__EXTRACT PROVIDED__

* * * * * * *

We were all, including Gareth, briefly traumatised by this abrupt and rather shockingly downbeat ending. TSB later discovered the film is called Together and features the sculptor Eduardo Paolozzi (designer of the Tottenham Court Road Tube mosaic!) as the surviving main character.

Amy was working a vaguely '80s silver-and-black look, including a chunky pendant fashioned from what appeared to be a tea strainer.



Starting cabaret act was the first of two turns by Probe, a duo who performed a Fred 'n' Gingeresque dance in vintage evening dress. Very swish. As Theo, the handsome male half, stood at the front of the stage at the beginning, a voice to my left said thoughtfully and appreciatively, "quite big bulge" and we all tittered like big ol' gays.



They made it all look sooo easy.



Their second act was a more contemporary piece that took the piss out of po-faced contemporary dance ("and then I did this... and suddenly the gap between here and here became significant"). Quite a few Duckie virgins around (I'd found myself becoming Mr Crankypants Thirtysomething around them, particularly when they squawkily invaded the stage between acts and I felt compelled to tidy away a pint glass that seemed permanently on the verge of being knocked into the audience) and their attention seemed to drift a little during this part.



At one point, Antonia, the female Probe, put a foot wrong and fell backwards off the stage. There was an audible gasp of maybe half a second but she was caught in the arms of someone standing in the front row and sprang immediately back onstage as if on elastic. Impressive.



Final act was Marawa, hula hoop artiste extraordinaire. I've seen her before at Duckie (I think - Amy seems to have a particular love of hula hoopery and there've been a few hula girls over the years) and was excellent this time too, really working the crowd. Her calypso outfit, moves and some of her expressions (exaggerated by enormous fake eyelashes) reminded me of the bit at the beginning of Belleville Rendezvouz featuring the Josephine Baker caricature.






(Armwavey pint of beverage not photographer's own.)

'Twas a bit of an odd night for me, as I kept glimpsing an ex-colleague of mine in the middle of a moderately rowdy group of people (one of several birthdays in the RVT that night) and wondering if I should go over and say hello. At one point, I turned around to find him directly behind, looking right at me without a hint of recognition. I said (shouted) hello. Still no recognition. After a minute or two, I was reminded that my ex-colleague had a twin brother; it was he I was talking to. Heh.

Another in-house arts installation thingy, this time "being photographed taking poppers for free" (as Amy put it) in the Tavern's upstairs bathroom. At 1.30am, the results were projected onto the onstage screen and I was moderately glad I hadn't taken part.

Tuesday, 18 November 2008

Motherfuckers gonna drop the pressure

Saw Oedipus at the National Theatre this evening, starring dear dear old Ralphie Fiennes as the titular (and, frankly, tit-u-titter-at) Theban boy who loved his mother.

* * * * * * *

__INFORMATION SUPPLIED__
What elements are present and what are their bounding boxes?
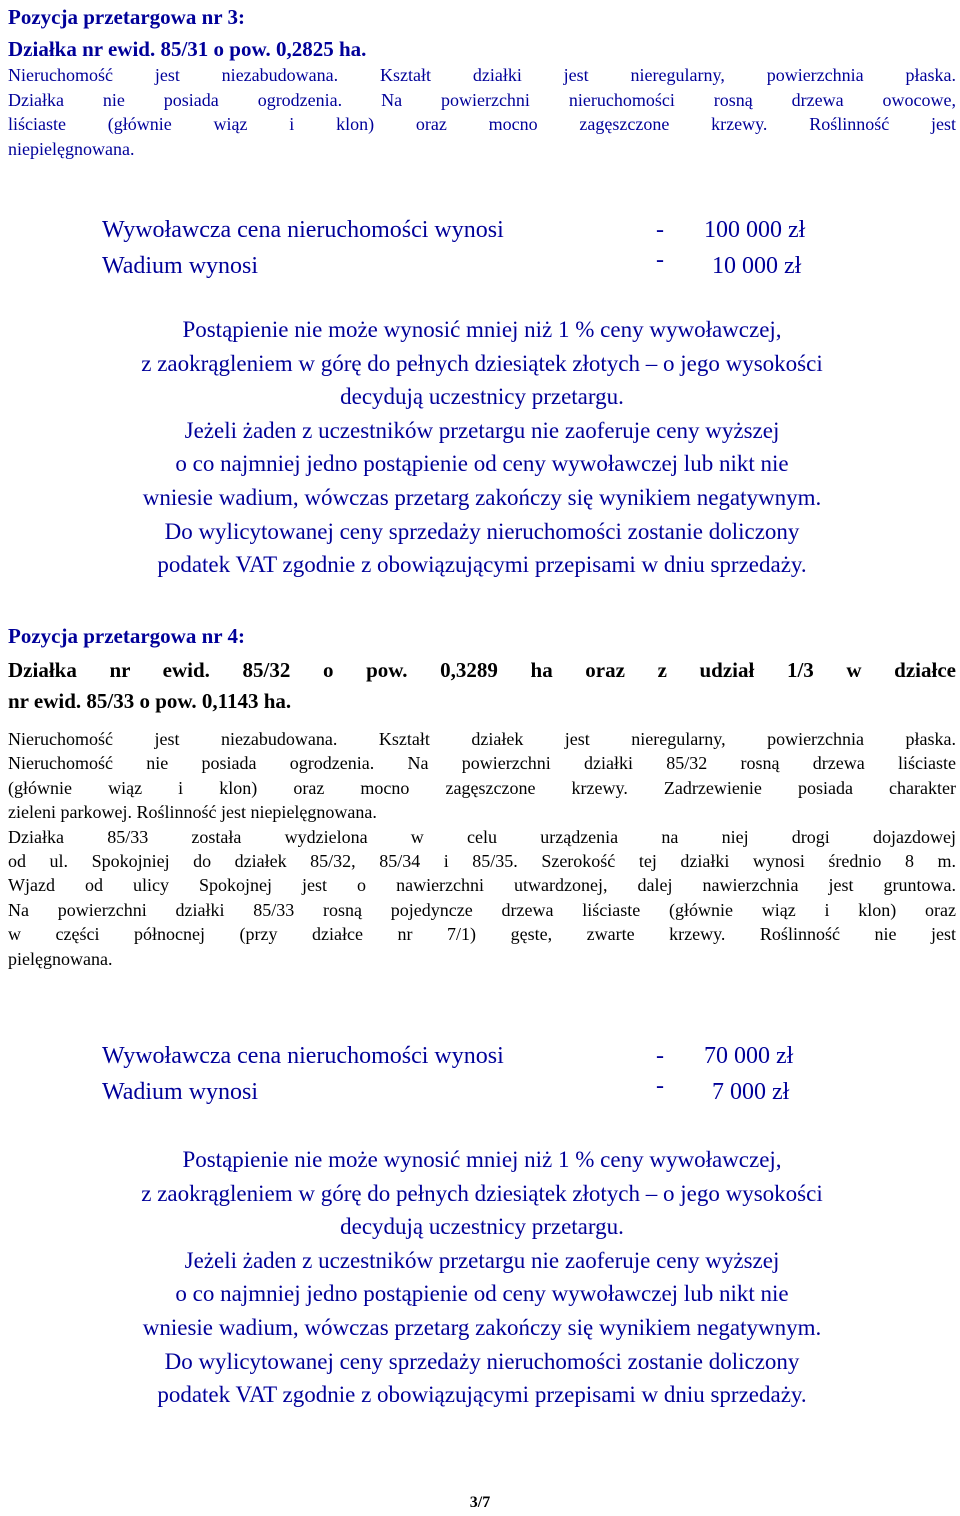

* * * * * * *

__GIVEN PROBLEM 1__
Can you transcribe the stretch of the blog excerpt about the Duckie night from "We were all, including" through "big ol' gays."?
__GIVEN PROBLEM 2__
What does the blog excerpt about the Duckie night say, summed up in two sentences?
__GIVEN PROBLEM 3__
How would you resume the blog excerpt about the Duckie night from the point where it stops?

__OUTPUT 1__
We were all, including Gareth, briefly traumatised by this abrupt and rather shockingly downbeat ending. TSB later discovered the film is called Together and features the sculptor Eduardo Paolozzi (designer of the Tottenham Court Road Tube mosaic!) as the surviving main character.

Amy was working a vaguely '80s silver-and-black look, including a chunky pendant fashioned from what appeared to be a tea strainer.



Starting cabaret act was the first of two turns by Probe, a duo who performed a Fred 'n' Gingeresque dance in vintage evening dress. Very swish. As Theo, the handsome male half, stood at the front of the stage at the beginning, a voice to my left said thoughtfully and appreciatively, "quite big bulge" and we all tittered like big ol' gays.

__OUTPUT 2__
The evening's cabaret featured two turns by the dance duo Probe, one of which parodied contemporary dance, and during their set Antonia fell off the stage and was caught by someone in the front row; the final act was hula hoop artist Marawa. The writer also mistook an ex-colleague's twin brother for the ex-colleague, and a new entry then begins with a trip to see Oedipus at the National Theatre starring Ralph Fiennes.

__OUTPUT 3__
First time I've actually seen a Greek tragedy performed, and possibly the last. Not a great many laughs - not intentional, anyway - and little suspense. I spent much of the play thinking "oh for fuck's sake, how many hints do you need?" in response to Oedipus's phenomenal slowness on the uptake. Mind you, the clue's in the name, innit? I might as well criticise Shakespeare for being full of clichés.

The set was beautiful, a big, slowly revolving disc of tarnished bronze with an enormous set of double doors in the same verdigris. The all-male chorus was good too, vaguely reminiscent of a Welsh male voice choir when they burst into song. I liked the way the three shepherds (well, two shepherds and a messenger) echoed the three ages of Man, the answer to Oedipus's earlier answering of the Sphinx's riddle.

Ralphie himself was okay, possibly a touch hammy. For some reason, I've always found it difficult to warm to him as an actor and bits of Oedipus seemed overdone to the point where the audience was giggling. He had a tendency to leave odd ac-torly gaps in his phrasing and the bit at the end where he crawled around, blinded, seemed to go on forever. Clare Higgins as Jocasta was subtler in her mumsy grief; I found myself watching her quieter but somehow more expressive gestures. Mind you, she'll always stick in my mind as Julia, the blood-smeared yuppie from Hellraiser.

Our homeward Tube was stuck in a tunnel for maybe fifteen, twenty minutes because the driver of a train in front had felt unwell then collapsed. Considerate of him to do it in a station. A substitute driver had to be called. I twiddled my thumbs, while TSB commented loudly on which colours of nail polish might suit me rather than the coppery apricot I sported for Liverpool Is Burning.

Monday, 17 November 2008

Sunday girl

It's Galashiela again, Sunday evening 10.02pm:

"Leanna, 'phone the shop and get off the house 'phone. Bye."

The plot thickens. No way am I 'phoning back and explaining it's a wrong number. That'd put an end to future voyeurdrama.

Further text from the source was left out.